• [WHAT TO WORK ON]: Extract every record, keeping each one exactly as it is.

▬▬▬▬▬▬▬▬▬▬

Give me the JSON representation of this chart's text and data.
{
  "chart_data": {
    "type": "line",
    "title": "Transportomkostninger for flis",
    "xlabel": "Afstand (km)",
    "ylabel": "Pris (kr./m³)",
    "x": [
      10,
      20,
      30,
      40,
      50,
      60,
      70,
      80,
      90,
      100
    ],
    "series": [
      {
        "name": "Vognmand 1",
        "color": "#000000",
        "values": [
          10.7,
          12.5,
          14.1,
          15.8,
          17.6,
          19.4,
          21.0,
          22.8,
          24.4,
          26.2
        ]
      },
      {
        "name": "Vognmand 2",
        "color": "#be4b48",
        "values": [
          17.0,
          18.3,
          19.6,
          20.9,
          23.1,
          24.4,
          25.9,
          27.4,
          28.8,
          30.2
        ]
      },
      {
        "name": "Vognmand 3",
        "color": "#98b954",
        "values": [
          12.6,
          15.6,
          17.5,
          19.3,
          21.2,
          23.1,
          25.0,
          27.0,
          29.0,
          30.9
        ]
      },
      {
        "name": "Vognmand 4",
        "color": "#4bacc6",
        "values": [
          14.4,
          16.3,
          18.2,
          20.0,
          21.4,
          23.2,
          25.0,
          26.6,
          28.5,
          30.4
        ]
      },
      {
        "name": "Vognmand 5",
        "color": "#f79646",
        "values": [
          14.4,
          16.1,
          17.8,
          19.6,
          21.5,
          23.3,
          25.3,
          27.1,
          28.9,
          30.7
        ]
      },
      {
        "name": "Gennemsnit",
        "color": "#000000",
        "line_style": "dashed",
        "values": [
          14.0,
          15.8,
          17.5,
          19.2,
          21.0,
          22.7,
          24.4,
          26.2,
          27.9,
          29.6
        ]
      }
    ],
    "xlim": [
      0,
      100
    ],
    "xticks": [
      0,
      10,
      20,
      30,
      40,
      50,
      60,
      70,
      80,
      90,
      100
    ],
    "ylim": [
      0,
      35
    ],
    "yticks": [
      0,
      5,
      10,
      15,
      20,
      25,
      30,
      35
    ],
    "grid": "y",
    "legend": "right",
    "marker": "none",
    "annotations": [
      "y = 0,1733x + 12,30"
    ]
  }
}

▬▬▬▬▬▬▬▬▬▬

• [ANSWER TO THE TASK]:
Give me the JSON representation of this chart's text and data.
{
  "chart_data": {
    "type": "line",
    "title": "Transportomkostninger for flis",
    "xlabel": "Afstand (km)",
    "ylabel": "Pris (kr./m³)",
    "x": [
      10,
      20,
      30,
      40,
      50,
      60,
      70,
      80,
      90,
      100
    ],
    "series": [
      {
        "name": "Vognmand 1",
        "color": "#000000",
        "values": [
          10.7,
          12.5,
          14.1,
          15.8,
          17.6,
          19.4,
          21.0,
          22.8,
          24.4,
          26.2
        ]
      },
      {
        "name": "Vognmand 2",
        "color": "#be4b48",
        "values": [
          17.0,
          18.3,
          19.6,
          20.9,
          23.1,
          24.4,
          25.9,
          27.4,
          28.8,
          30.2
        ]
      },
      {
        "name": "Vognmand 3",
        "color": "#98b954",
        "values": [
          12.6,
          15.6,
          17.5,
          19.3,
          21.2,
          23.1,
          25.0,
          27.0,
          29.0,
          30.9
        ]
      },
      {
        "name": "Vognmand 4",
        "color": "#4bacc6",
        "values": [
          14.4,
          16.3,
          18.2,
          20.0,
          21.4,
          23.2,
          25.0,
          26.6,
          28.5,
          30.4
        ]
      },
      {
        "name": "Vognmand 5",
        "color": "#f79646",
        "values": [
          14.4,
          16.1,
          17.8,
          19.6,
          21.5,
          23.3,
          25.3,
          27.1,
          28.9,
          30.7
        ]
      },
      {
        "name": "Gennemsnit",
        "color": "#000000",
        "line_style": "dashed",
        "values": [
          14.0,
          15.8,
          17.5,
          19.2,
          21.0,
          22.7,
          24.4,
          26.2,
          27.9,
          29.6
        ]
      }
    ],
    "xlim": [
      0,
      100
    ],
    "xticks": [
      0,
      10,
      20,
      30,
      40,
      50,
      60,
      70,
      80,
      90,
      100
    ],
    "ylim": [
      0,
      35
    ],
    "yticks": [
      0,
      5,
      10,
      15,
      20,
      25,
      30,
      35
    ],
    "grid": "y",
    "legend": "right",
    "marker": "none",
    "annotations": [
      "y = 0,1733x + 12,30"
    ]
  }
}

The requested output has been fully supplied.